▶ **Exercise requirements**:
Copy every line that mentions the word "members".

▶ **Given entries**:
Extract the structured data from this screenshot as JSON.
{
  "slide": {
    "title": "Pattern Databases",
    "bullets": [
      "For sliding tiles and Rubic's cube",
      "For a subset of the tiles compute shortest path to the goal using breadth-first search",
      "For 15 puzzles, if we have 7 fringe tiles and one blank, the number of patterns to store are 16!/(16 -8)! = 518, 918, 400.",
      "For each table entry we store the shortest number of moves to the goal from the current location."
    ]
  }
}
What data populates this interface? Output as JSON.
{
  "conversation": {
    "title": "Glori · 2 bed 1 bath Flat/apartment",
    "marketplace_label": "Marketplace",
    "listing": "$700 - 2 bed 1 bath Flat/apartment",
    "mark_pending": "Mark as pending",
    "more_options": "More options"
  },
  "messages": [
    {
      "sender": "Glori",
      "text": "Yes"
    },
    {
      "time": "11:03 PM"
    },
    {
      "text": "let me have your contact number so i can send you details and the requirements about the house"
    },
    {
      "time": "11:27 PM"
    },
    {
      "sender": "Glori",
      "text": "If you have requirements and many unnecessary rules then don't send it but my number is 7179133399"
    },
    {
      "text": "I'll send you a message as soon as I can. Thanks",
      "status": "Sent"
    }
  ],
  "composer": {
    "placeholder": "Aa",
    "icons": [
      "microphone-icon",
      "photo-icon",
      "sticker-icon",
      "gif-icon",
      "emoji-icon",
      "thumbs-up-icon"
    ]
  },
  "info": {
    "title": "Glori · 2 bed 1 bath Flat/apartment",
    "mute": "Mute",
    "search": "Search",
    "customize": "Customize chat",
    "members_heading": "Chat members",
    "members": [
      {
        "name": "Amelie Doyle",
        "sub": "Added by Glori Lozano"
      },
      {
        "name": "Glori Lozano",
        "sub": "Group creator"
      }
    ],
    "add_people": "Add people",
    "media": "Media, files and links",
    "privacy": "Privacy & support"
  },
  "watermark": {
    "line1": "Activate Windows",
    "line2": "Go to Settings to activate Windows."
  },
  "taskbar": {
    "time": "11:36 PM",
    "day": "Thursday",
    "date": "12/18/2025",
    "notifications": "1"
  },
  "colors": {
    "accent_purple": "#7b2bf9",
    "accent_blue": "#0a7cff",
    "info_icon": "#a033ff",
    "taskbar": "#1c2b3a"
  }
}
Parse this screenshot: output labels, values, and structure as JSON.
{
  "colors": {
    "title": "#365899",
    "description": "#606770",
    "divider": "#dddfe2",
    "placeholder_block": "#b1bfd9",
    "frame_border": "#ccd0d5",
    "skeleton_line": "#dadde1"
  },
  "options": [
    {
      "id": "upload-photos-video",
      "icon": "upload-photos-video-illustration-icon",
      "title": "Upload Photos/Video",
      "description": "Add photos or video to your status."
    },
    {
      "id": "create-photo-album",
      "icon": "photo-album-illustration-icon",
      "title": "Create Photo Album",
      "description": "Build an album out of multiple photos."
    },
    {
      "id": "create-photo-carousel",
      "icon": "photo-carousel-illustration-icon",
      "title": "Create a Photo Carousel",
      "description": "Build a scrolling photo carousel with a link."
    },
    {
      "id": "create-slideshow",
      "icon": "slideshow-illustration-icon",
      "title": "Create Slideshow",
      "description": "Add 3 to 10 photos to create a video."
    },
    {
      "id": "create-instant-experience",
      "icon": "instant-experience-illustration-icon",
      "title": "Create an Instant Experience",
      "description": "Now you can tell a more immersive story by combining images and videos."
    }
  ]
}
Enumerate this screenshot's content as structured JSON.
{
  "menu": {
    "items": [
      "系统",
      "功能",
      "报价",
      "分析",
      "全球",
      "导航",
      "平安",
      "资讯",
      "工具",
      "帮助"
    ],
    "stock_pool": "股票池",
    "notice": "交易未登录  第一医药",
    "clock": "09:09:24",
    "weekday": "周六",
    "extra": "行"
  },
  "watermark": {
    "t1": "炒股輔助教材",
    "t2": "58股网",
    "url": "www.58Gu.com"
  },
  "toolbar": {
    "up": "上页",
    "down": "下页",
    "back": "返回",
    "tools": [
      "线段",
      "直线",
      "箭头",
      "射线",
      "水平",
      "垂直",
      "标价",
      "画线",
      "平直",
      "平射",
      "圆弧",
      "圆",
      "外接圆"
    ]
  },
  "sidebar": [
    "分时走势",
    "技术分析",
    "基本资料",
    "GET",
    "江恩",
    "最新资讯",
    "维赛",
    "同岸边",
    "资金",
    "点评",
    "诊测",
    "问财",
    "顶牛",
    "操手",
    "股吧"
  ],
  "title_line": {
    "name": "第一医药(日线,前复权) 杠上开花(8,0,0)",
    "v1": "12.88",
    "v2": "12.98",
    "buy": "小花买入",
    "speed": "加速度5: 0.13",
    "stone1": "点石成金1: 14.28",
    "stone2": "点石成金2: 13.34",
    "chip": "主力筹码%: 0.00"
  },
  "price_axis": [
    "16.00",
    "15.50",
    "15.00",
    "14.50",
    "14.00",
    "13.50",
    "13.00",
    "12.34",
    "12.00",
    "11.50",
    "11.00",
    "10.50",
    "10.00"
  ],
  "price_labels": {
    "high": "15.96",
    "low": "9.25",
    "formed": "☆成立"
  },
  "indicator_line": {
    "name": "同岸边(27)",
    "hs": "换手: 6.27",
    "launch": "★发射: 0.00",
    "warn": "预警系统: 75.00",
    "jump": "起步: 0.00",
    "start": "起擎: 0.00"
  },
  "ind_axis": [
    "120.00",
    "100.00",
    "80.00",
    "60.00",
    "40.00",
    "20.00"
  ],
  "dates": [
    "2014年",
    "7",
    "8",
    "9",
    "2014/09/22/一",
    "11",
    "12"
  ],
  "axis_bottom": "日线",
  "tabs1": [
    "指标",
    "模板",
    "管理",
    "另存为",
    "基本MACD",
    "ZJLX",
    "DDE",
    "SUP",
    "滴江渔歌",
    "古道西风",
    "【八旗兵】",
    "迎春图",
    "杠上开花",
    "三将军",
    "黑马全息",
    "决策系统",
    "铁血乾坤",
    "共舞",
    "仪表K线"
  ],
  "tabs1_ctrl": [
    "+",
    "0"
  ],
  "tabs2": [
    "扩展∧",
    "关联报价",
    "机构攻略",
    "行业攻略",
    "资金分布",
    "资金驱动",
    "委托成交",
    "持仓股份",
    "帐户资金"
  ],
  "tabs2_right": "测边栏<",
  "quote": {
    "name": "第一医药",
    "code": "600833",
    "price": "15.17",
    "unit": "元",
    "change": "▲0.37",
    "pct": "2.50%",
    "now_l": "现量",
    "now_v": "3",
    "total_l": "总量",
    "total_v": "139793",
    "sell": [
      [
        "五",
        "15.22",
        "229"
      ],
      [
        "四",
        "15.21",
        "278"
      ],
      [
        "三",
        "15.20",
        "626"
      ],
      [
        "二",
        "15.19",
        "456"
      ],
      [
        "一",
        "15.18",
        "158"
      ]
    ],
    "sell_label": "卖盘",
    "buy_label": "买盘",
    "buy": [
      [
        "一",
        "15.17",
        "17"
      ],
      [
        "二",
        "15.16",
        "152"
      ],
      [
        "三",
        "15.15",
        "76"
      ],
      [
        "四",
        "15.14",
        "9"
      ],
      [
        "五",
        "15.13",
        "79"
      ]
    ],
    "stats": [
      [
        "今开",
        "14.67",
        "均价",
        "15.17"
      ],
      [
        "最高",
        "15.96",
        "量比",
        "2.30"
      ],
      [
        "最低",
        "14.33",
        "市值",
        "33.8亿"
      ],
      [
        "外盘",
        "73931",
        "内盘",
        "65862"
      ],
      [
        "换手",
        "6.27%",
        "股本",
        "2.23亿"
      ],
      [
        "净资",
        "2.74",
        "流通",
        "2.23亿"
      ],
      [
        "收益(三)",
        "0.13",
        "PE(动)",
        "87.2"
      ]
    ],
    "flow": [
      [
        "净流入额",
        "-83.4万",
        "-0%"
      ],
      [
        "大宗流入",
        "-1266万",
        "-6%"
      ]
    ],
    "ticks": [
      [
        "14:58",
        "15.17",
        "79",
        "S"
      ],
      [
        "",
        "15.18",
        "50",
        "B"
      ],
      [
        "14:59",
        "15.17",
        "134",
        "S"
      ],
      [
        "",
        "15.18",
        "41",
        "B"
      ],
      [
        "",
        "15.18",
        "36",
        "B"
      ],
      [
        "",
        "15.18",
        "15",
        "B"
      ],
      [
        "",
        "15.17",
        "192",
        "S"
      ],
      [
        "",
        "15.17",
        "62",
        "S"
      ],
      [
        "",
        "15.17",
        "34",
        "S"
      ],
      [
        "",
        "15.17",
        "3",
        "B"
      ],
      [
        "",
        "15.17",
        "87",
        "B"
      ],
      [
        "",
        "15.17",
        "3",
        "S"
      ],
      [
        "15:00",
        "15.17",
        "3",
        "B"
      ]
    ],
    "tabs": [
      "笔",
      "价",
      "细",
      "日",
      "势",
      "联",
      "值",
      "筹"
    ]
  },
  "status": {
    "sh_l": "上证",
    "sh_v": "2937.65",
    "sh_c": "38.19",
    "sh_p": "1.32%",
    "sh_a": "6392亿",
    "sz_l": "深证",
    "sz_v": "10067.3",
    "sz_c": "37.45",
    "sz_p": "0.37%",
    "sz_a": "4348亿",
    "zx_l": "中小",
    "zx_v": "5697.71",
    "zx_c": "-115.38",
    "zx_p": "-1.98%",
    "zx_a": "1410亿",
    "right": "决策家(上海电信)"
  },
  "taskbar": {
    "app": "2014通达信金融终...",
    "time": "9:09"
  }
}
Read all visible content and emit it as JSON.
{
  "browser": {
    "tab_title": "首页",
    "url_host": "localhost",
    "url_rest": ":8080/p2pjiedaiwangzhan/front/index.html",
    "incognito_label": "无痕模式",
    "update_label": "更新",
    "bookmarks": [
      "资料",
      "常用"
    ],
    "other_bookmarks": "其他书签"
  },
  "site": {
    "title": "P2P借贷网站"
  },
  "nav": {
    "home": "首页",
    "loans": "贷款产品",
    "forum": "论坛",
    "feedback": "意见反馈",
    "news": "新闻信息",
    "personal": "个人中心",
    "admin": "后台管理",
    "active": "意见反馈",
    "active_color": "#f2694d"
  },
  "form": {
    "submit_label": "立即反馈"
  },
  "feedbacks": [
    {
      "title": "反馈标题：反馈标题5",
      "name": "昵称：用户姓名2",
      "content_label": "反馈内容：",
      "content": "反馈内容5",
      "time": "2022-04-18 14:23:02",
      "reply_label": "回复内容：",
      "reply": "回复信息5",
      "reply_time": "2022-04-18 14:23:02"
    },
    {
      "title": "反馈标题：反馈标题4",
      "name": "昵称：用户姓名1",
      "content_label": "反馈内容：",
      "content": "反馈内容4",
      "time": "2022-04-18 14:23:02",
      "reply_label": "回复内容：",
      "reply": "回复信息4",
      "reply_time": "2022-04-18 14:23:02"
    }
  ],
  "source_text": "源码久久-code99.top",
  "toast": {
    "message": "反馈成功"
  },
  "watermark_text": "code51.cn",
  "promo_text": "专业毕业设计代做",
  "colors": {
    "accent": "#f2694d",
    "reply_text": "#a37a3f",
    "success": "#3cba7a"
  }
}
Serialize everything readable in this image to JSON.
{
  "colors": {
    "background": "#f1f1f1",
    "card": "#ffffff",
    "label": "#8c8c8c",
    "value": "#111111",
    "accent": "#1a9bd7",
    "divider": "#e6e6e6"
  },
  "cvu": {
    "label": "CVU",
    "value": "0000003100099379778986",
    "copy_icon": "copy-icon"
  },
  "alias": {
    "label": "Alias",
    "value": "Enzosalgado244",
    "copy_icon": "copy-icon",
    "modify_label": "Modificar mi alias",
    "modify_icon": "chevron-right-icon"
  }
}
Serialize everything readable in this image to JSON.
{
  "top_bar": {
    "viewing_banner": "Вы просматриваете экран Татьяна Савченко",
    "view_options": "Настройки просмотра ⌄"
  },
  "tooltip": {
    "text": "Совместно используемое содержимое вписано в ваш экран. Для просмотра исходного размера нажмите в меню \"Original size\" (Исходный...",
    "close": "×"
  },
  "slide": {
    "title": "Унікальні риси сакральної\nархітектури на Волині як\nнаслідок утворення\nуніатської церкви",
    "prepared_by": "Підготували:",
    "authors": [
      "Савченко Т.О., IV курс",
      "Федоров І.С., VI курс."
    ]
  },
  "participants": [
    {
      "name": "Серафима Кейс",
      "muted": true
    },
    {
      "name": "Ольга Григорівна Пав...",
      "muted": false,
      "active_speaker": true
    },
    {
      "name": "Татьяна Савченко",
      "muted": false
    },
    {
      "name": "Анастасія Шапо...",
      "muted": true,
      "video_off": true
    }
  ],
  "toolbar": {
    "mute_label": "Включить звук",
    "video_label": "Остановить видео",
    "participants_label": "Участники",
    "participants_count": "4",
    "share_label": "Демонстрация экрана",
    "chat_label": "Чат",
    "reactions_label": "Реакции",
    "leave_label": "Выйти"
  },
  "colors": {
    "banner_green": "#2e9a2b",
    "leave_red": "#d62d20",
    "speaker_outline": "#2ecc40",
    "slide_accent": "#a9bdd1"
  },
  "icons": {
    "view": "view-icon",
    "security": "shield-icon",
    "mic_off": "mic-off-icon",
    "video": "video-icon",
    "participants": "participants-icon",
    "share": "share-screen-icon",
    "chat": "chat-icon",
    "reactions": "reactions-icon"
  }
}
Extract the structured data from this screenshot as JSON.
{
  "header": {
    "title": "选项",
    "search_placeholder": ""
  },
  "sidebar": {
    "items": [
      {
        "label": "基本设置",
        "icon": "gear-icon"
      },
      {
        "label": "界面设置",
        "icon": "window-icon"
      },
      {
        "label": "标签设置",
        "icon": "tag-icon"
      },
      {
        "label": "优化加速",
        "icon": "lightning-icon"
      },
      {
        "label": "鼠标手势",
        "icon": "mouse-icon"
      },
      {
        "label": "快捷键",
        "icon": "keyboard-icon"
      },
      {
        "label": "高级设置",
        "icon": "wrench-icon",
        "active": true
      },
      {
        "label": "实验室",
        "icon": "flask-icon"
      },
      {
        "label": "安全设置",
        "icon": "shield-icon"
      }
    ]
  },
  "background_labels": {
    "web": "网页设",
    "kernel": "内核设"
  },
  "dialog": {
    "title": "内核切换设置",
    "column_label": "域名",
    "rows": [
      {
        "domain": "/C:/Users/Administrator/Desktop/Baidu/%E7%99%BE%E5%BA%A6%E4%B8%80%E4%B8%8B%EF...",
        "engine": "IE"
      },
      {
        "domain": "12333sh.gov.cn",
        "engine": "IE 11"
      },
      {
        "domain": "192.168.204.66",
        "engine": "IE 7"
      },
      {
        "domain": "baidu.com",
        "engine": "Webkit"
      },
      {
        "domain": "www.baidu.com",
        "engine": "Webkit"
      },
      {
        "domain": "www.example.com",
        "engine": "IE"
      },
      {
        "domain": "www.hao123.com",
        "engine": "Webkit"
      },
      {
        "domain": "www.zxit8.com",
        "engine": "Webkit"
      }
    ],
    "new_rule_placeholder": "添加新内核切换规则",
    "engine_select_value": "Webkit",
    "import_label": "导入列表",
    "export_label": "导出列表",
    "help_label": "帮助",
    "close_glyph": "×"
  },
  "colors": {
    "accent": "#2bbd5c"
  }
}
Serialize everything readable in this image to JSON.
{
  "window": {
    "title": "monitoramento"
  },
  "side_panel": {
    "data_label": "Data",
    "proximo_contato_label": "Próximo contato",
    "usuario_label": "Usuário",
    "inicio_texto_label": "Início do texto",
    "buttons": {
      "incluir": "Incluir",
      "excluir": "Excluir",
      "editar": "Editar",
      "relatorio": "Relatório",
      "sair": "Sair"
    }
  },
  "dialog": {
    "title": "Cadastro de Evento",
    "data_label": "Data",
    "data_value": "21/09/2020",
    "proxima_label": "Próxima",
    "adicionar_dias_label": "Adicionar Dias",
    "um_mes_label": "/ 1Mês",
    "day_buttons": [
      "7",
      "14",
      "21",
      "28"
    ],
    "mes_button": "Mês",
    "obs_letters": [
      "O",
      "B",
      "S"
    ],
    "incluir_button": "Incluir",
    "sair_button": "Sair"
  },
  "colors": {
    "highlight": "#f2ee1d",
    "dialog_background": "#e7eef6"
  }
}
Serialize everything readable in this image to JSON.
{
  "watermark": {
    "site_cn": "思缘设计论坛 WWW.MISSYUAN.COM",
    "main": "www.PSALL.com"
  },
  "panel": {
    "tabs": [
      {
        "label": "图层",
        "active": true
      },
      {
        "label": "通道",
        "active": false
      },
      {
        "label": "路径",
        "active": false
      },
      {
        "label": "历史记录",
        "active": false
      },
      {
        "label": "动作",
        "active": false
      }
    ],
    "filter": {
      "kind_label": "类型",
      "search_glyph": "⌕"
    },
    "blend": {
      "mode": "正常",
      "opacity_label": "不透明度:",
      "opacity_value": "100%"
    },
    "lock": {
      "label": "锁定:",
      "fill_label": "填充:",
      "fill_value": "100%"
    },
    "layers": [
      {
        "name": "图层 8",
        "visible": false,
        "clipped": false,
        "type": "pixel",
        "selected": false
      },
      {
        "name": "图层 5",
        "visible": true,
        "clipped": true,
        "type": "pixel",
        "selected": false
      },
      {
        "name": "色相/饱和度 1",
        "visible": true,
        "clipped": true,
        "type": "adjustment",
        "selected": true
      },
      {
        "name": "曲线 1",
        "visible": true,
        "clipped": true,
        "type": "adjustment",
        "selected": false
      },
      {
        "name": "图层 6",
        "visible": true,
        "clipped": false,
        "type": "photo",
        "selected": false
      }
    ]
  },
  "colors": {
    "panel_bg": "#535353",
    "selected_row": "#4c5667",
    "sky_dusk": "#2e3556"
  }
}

▶ **Solved exercise**:
    "members_heading": "Chat members",
    "members": [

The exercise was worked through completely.